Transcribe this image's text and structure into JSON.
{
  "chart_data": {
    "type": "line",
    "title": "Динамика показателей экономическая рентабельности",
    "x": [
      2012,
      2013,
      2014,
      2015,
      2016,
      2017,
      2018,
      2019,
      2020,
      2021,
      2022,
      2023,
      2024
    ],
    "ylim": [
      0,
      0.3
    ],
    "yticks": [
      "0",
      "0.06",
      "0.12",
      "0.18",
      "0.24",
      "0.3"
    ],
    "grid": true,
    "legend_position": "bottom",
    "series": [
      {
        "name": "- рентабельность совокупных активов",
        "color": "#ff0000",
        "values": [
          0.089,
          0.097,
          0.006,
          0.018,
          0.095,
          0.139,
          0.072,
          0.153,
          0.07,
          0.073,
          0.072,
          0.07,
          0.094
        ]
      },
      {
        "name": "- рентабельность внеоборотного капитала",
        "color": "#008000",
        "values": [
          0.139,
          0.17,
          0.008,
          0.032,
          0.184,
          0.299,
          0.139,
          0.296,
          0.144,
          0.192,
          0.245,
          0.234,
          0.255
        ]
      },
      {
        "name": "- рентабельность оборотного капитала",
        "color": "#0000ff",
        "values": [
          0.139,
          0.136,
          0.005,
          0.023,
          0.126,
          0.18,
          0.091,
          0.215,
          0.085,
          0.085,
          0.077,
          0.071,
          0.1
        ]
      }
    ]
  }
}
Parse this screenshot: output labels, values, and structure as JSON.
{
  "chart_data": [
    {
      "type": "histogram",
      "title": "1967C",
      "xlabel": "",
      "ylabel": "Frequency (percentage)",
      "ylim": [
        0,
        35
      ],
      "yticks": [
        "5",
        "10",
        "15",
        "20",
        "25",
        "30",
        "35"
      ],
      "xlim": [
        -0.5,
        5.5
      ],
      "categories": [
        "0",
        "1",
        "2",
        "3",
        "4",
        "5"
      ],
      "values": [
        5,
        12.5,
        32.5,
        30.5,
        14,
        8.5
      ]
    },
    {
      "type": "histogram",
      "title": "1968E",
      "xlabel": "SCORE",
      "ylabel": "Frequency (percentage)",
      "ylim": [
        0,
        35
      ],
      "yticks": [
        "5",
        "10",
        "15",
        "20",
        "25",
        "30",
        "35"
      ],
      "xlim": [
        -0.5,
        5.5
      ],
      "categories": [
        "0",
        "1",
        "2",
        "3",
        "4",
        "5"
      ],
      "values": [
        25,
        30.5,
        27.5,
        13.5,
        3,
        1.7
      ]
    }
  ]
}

STATED GOAL
Check each line above for the word "капитала", and copy the lines where it appears.

RESPONSE FOR THIS EXERCISE
        "name": "- рентабельность внеоборотного капитала",
        "name": "- рентабельность оборотного капитала",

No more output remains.